** Given exercise **
Identify the lines that contain the word "charge" and copy each one.

======== Entries ========

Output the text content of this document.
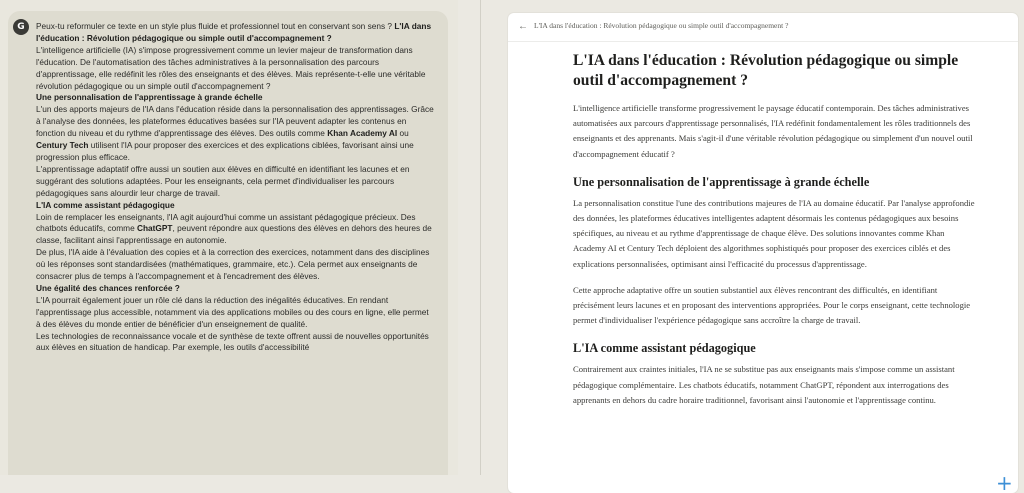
G	Peux-tu reformuler ce texte en un style plus fluide et professionnel tout en conservant son sens ? L'IA dans l'éducation : Révolution pédagogique ou simple outil d'accompagnement ?

L'intelligence artificielle (IA) s'impose progressivement comme un levier majeur de transformation dans l'éducation. De l'automatisation des tâches administratives à la personnalisation des parcours d'apprentissage, elle redéfinit les rôles des enseignants et des élèves. Mais représente-t-elle une véritable révolution pédagogique ou un simple outil d'accompagnement ?

Une personnalisation de l'apprentissage à grande échelle

L'un des apports majeurs de l'IA dans l'éducation réside dans la personnalisation des apprentissages. Grâce à l'analyse des données, les plateformes éducatives basées sur l'IA peuvent adapter les contenus en fonction du niveau et du rythme d'apprentissage des élèves. Des outils comme Khan Academy AI ou Century Tech utilisent l'IA pour proposer des exercices et des explications ciblées, favorisant ainsi une progression plus efficace.

L'apprentissage adaptatif offre aussi un soutien aux élèves en difficulté en identifiant les lacunes et en suggérant des solutions adaptées. Pour les enseignants, cela permet d'individualiser les parcours pédagogiques sans alourdir leur charge de travail.

L'IA comme assistant pédagogique

Loin de remplacer les enseignants, l'IA agit aujourd'hui comme un assistant pédagogique précieux. Des chatbots éducatifs, comme ChatGPT, peuvent répondre aux questions des élèves en dehors des heures de classe, facilitant ainsi l'apprentissage en autonomie.

De plus, l'IA aide à l'évaluation des copies et à la correction des exercices, notamment dans des disciplines où les réponses sont standardisées (mathématiques, grammaire, etc.). Cela permet aux enseignants de consacrer plus de temps à l'accompagnement et à l'encadrement des élèves.

Une égalité des chances renforcée ?

L'IA pourrait également jouer un rôle clé dans la réduction des inégalités éducatives. En rendant l'apprentissage plus accessible, notamment via des applications mobiles ou des cours en ligne, elle permet à des élèves du monde entier de bénéficier d'un enseignement de qualité.

Les technologies de reconnaissance vocale et de synthèse de texte offrent aussi de nouvelles opportunités aux élèves en situation de handicap. Par exemple, les outils d'accessibilité

← L'IA dans l'éducation : Révolution pédagogique ou simple outil d'accompagnement ?
L'IA dans l'éducation : Révolution pédagogique ou simple outil d'accompagnement ?

L'intelligence artificielle transforme progressivement le paysage éducatif contemporain. Des tâches administratives automatisées aux parcours d'apprentissage personnalisés, l'IA redéfinit fondamentalement les rôles traditionnels des enseignants et des apprenants. Mais s'agit-il d'une véritable révolution pédagogique ou simplement d'un nouvel outil d'accompagnement éducatif ?

Une personnalisation de l'apprentissage à grande échelle

La personnalisation constitue l'une des contributions majeures de l'IA au domaine éducatif. Par l'analyse approfondie des données, les plateformes éducatives intelligentes adaptent désormais les contenus pédagogiques aux besoins spécifiques, au niveau et au rythme d'apprentissage de chaque élève. Des solutions innovantes comme Khan Academy AI et Century Tech déploient des algorithmes sophistiqués pour proposer des exercices ciblés et des explications personnalisées, optimisant ainsi l'efficacité du processus d'apprentissage.

Cette approche adaptative offre un soutien substantiel aux élèves rencontrant des difficultés, en identifiant précisément leurs lacunes et en proposant des interventions appropriées. Pour le corps enseignant, cette technologie permet d'individualiser l'expérience pédagogique sans accroître la charge de travail.

L'IA comme assistant pédagogique

Contrairement aux craintes initiales, l'IA ne se substitue pas aux enseignants mais s'impose comme un assistant pédagogique complémentaire. Les chatbots éducatifs, notamment ChatGPT, répondent aux interrogations des apprenants en dehors du cadre horaire traditionnel, favorisant ainsi l'autonomie et l'apprentissage continu.

+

========

** Result of the exercise **
L'apprentissage adaptatif offre aussi un soutien aux élèves en difficulté en identifiant les lacunes et en suggérant des solutions adaptées. Pour les enseignants, cela permet d'individualiser les parcours pédagogiques sans alourdir leur charge de travail.
Cette approche adaptative offre un soutien substantiel aux élèves rencontrant des difficultés, en identifiant précisément leurs lacunes et en proposant des interventions appropriées. Pour le corps enseignant, cette technologie permet d'individualiser l'expérience pédagogique sans accroître la charge de travail.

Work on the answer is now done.